Definitely worth playing with. In the bit that I've done, it's been quite a natural experience. Takes getting used to writing some of the symbols, though.
 
4:21 AM
Interesting. Modified multiple assignment performs f on each of the names individually. I got tripped up, thinking (a b c)f←⊂x y z would be the same as a b c←(a b c)f⊂x y z. Instead it's a←a f⊂x y z ⋄ b←b f⊂x y z ⋄ c←c f⊂x y z`.
 
 
1 hour later…
5:38 AM
@B.Wilson ooh
 
@B.Wilson While indeed the implicit ¨ is odd, imo at least, your stated equivalence isn't quite correct. It is a b c←(a b c)f¨⊂x y z or a←a f x y z ⋄ b←b f x y z ⋄ c←c f x y z. I believe the reason for an implicit each actually has nothing to do with the multiple-ness, but rather the not-just-simple-ness of the assignment, such that there's an implicit each in a[3 1 4 1]+←1. If not for that, a[1] wouldn't get incremented twice.

→ **What to do**:
**A)** List each distinct non-ASCII symbol that appears inside the APL code in the chat excerpt, once per symbol.
**B)** Transcribe the chat excerpt between "Definitely worth playing" and "get incremented twice.", inclusive.
The lines that come after this chat excerpt aren't needed for any of this.

→ **Source material**:
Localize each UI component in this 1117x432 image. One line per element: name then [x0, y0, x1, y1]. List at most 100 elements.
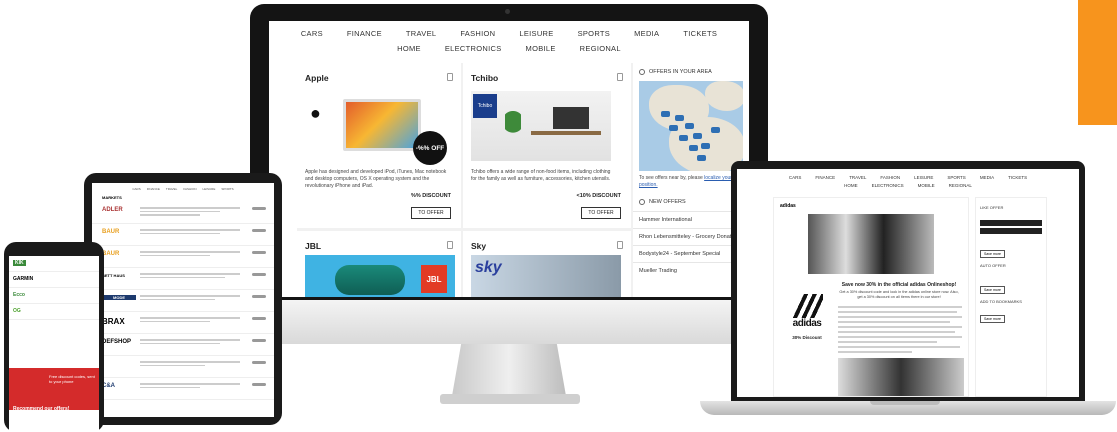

→ **Answers to each task**:
**A)** ←, ⊂, ⋄, ¨

**B)**
Definitely worth playing with. In the bit that I've done, it's been quite a natural experience. Takes getting used to writing some of the symbols, though.
 
4:21 AM
Interesting. Modified multiple assignment performs f on each of the names individually. I got tripped up, thinking (a b c)f←⊂x y z would be the same as a b c←(a b c)f⊂x y z. Instead it's a←a f⊂x y z ⋄ b←b f⊂x y z ⋄ c←c f⊂x y z`.
 
 
1 hour later…
5:38 AM
@B.Wilson ooh
 
@B.Wilson While indeed the implicit ¨ is odd, imo at least, your stated equivalence isn't quite correct. It is a b c←(a b c)f¨⊂x y z or a←a f x y z ⋄ b←b f x y z ⋄ c←c f x y z. I believe the reason for an implicit each actually has nothing to do with the multiple-ness, but rather the not-just-simple-ness of the assignment, such that there's an implicit each in a[3 1 4 1]+←1. If not for that, a[1] wouldn't get incremented twice.